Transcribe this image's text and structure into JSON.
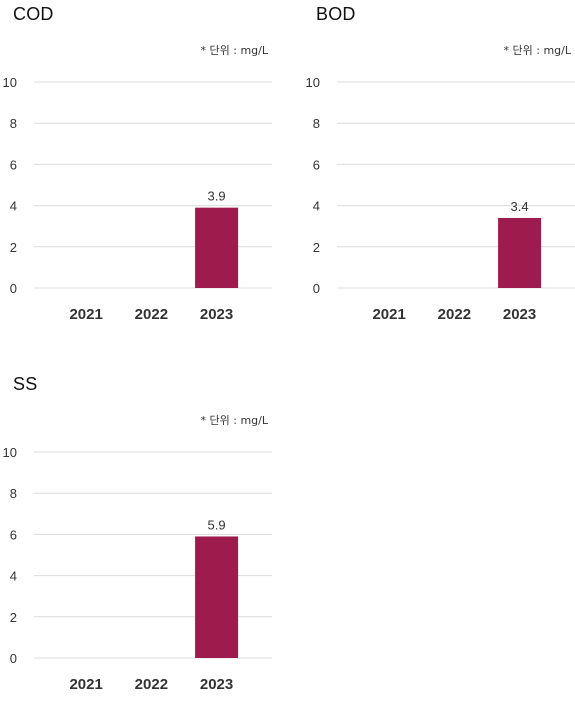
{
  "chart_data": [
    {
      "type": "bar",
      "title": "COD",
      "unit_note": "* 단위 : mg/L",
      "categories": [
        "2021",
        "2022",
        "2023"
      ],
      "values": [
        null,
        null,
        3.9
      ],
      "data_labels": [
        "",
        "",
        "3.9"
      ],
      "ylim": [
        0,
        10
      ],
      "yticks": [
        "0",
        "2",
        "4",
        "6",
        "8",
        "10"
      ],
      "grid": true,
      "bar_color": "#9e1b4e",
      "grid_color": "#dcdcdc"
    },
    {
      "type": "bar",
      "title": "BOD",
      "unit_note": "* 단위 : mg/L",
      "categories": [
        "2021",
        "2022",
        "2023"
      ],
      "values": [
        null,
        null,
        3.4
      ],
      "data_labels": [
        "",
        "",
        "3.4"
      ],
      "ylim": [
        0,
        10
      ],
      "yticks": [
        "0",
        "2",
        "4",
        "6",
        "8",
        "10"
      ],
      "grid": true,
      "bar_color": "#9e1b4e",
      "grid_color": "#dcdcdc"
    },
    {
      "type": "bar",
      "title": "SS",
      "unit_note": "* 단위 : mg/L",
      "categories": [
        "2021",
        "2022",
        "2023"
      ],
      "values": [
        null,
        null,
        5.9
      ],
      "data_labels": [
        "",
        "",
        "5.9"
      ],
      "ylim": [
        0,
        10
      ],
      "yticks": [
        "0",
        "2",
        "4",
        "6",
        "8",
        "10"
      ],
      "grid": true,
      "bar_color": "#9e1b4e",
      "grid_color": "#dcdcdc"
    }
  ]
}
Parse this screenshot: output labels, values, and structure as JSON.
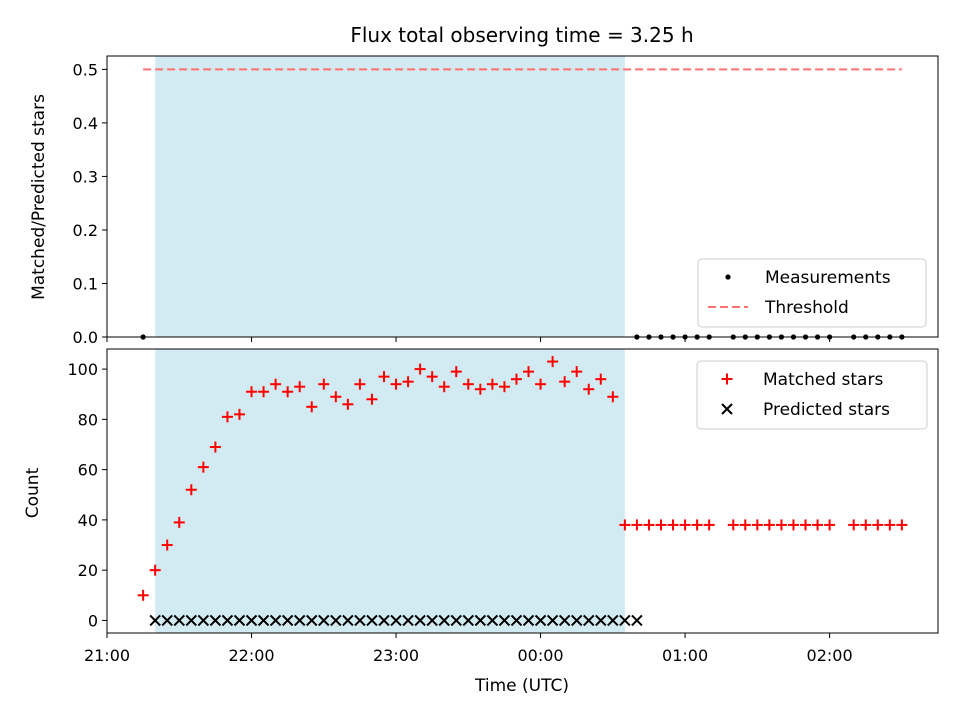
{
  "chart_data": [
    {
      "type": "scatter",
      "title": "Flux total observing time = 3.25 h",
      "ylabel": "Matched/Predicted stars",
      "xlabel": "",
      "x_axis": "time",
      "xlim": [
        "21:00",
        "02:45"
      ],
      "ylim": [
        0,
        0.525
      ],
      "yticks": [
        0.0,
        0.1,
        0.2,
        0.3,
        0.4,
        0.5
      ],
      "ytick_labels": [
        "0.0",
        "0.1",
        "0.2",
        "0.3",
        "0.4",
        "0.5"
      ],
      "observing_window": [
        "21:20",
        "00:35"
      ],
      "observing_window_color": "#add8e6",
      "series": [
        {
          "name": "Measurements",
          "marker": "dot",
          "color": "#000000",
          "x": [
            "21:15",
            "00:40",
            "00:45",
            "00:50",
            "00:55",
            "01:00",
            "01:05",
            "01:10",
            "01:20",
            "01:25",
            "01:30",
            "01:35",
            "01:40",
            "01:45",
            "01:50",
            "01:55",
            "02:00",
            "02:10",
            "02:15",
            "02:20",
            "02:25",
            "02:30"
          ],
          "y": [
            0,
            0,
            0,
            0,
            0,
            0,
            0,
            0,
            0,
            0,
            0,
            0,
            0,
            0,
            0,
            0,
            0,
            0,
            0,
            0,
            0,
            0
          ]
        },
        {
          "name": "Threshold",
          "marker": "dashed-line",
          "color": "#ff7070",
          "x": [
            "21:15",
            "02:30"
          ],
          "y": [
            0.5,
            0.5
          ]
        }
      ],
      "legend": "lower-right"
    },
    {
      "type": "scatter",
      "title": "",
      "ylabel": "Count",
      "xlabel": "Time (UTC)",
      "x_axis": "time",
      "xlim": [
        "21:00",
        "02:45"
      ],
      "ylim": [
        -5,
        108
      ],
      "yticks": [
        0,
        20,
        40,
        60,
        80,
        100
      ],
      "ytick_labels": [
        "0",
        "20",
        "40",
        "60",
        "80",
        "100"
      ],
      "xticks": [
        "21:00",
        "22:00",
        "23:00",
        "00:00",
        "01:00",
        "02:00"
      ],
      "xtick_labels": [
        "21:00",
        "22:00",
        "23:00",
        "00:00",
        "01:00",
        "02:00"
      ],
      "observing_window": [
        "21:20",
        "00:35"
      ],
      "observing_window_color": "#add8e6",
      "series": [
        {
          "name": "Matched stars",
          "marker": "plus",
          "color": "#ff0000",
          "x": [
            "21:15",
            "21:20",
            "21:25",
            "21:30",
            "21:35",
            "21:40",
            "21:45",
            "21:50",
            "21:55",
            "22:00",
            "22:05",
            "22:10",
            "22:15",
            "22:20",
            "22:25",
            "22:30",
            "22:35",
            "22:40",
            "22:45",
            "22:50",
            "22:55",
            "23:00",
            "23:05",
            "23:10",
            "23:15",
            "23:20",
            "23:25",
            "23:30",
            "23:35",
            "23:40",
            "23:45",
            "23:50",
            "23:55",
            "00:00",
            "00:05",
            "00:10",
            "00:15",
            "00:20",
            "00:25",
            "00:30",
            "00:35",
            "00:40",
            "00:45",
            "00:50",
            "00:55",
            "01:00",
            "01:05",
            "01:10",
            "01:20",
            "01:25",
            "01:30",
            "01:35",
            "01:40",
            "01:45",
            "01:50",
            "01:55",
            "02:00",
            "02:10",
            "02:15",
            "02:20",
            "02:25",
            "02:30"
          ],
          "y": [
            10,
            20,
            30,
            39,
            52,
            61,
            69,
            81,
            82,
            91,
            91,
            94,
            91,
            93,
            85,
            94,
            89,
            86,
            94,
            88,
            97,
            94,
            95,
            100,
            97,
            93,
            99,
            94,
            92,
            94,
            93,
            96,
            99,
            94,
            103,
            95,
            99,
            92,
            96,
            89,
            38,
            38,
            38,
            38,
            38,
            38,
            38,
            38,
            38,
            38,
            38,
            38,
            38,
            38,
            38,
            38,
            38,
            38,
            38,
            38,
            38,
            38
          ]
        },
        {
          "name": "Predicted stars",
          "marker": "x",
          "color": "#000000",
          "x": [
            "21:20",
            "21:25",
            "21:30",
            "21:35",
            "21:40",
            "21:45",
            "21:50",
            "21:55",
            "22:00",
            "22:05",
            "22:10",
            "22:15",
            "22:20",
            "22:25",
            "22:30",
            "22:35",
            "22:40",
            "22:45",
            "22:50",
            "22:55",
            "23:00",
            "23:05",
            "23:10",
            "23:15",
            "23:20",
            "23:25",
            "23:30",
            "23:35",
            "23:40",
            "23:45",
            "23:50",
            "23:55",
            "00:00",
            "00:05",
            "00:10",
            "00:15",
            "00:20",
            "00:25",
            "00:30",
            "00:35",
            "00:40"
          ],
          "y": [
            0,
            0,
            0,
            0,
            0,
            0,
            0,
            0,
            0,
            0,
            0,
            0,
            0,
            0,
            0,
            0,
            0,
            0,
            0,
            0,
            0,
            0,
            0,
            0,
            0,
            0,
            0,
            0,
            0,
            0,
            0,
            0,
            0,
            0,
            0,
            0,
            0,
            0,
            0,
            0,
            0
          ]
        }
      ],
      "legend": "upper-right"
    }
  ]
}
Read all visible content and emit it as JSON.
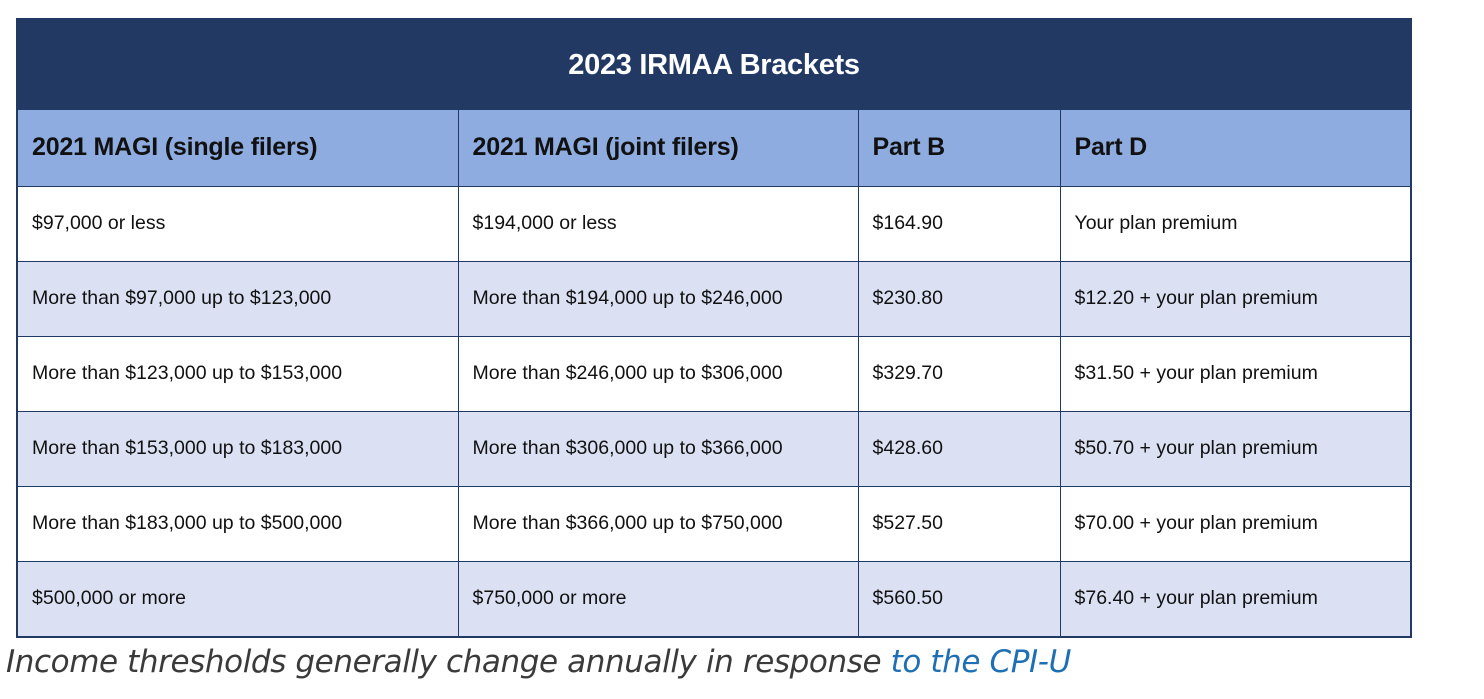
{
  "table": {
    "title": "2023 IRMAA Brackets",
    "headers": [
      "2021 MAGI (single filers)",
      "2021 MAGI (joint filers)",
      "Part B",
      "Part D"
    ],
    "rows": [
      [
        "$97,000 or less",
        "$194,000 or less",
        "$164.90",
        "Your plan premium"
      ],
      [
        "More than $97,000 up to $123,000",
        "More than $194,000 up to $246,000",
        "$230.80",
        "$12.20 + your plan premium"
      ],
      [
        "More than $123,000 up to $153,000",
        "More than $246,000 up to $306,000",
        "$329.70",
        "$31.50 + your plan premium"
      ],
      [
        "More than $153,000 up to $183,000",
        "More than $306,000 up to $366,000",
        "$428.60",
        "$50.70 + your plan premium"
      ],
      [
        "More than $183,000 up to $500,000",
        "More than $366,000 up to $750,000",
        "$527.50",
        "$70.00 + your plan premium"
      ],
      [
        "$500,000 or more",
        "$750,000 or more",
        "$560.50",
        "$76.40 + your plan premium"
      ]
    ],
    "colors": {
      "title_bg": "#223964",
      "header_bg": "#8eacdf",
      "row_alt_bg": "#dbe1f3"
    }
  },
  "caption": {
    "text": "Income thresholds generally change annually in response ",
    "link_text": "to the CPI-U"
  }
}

_WHAT YOU WILL DO:_
Where a line holds "MAGI", copy it out.

_RESPONSE FOR THIS EXERCISE:_
      "2021 MAGI (single filers)",
      "2021 MAGI (joint filers)",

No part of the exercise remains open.